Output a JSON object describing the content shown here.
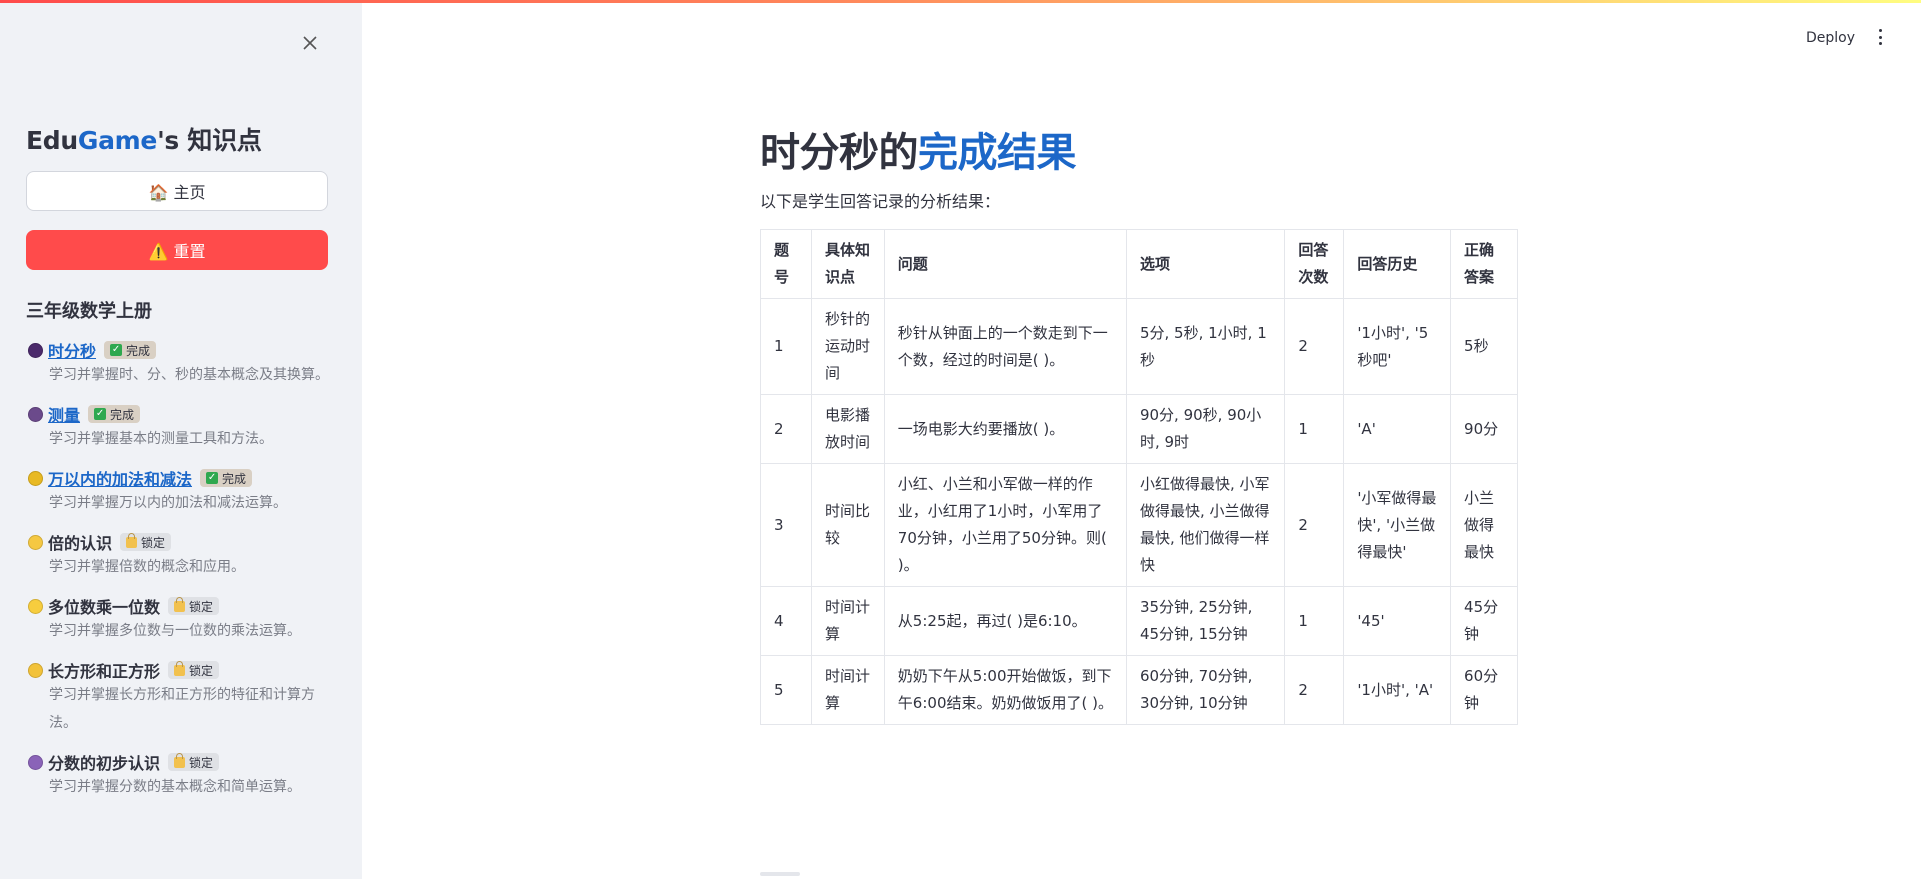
{
  "header": {
    "deploy_label": "Deploy"
  },
  "sidebar": {
    "title_prefix": "Edu",
    "title_brand": "Game",
    "title_suffix": "'s 知识点",
    "home_label": "🏠 主页",
    "reset_label": "⚠️ 重置",
    "section_title": "三年级数学上册",
    "items": [
      {
        "name": "时分秒",
        "status": "完成",
        "desc": "学习并掌握时、分、秒的基本概念及其换算。",
        "moon_color": "#4b2a6b",
        "is_link": true
      },
      {
        "name": "测量",
        "status": "完成",
        "desc": "学习并掌握基本的测量工具和方法。",
        "moon_color": "#6b4a8b",
        "is_link": true
      },
      {
        "name": "万以内的加法和减法",
        "status": "完成",
        "desc": "学习并掌握万以内的加法和减法运算。",
        "moon_color": "#e8b923",
        "is_link": true
      },
      {
        "name": "倍的认识",
        "status": "锁定",
        "desc": "学习并掌握倍数的概念和应用。",
        "moon_color": "#f5c842",
        "is_link": false
      },
      {
        "name": "多位数乘一位数",
        "status": "锁定",
        "desc": "学习并掌握多位数与一位数的乘法运算。",
        "moon_color": "#f7cd3e",
        "is_link": false
      },
      {
        "name": "长方形和正方形",
        "status": "锁定",
        "desc": "学习并掌握长方形和正方形的特征和计算方法。",
        "moon_color": "#f2c23a",
        "is_link": false
      },
      {
        "name": "分数的初步认识",
        "status": "锁定",
        "desc": "学习并掌握分数的基本概念和简单运算。",
        "moon_color": "#8a63b8",
        "is_link": false
      }
    ]
  },
  "main": {
    "title_part1": "时分秒的",
    "title_part2": "完成结果",
    "intro": "以下是学生回答记录的分析结果：",
    "table": {
      "headers": [
        "题号",
        "具体知识点",
        "问题",
        "选项",
        "回答次数",
        "回答历史",
        "正确答案"
      ],
      "rows": [
        [
          "1",
          "秒针的运动时间",
          "秒针从钟面上的一个数走到下一个数，经过的时间是( )。",
          "5分, 5秒, 1小时, 1秒",
          "2",
          "'1小时', '5秒吧'",
          "5秒"
        ],
        [
          "2",
          "电影播放时间",
          "一场电影大约要播放( )。",
          "90分, 90秒, 90小时, 9时",
          "1",
          "'A'",
          "90分"
        ],
        [
          "3",
          "时间比较",
          "小红、小兰和小军做一样的作业，小红用了1小时，小军用了70分钟，小兰用了50分钟。则( )。",
          "小红做得最快, 小军做得最快, 小兰做得最快, 他们做得一样快",
          "2",
          "'小军做得最快', '小兰做得最快'",
          "小兰做得最快"
        ],
        [
          "4",
          "时间计算",
          "从5:25起，再过( )是6:10。",
          "35分钟, 25分钟, 45分钟, 15分钟",
          "1",
          "'45'",
          "45分钟"
        ],
        [
          "5",
          "时间计算",
          "奶奶下午从5:00开始做饭，到下午6:00结束。奶奶做饭用了( )。",
          "60分钟, 70分钟, 30分钟, 10分钟",
          "2",
          "'1小时', 'A'",
          "60分钟"
        ]
      ]
    }
  }
}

####

State how many lines in the entries above include the word "小军做得最快"; reply with the number alone.

2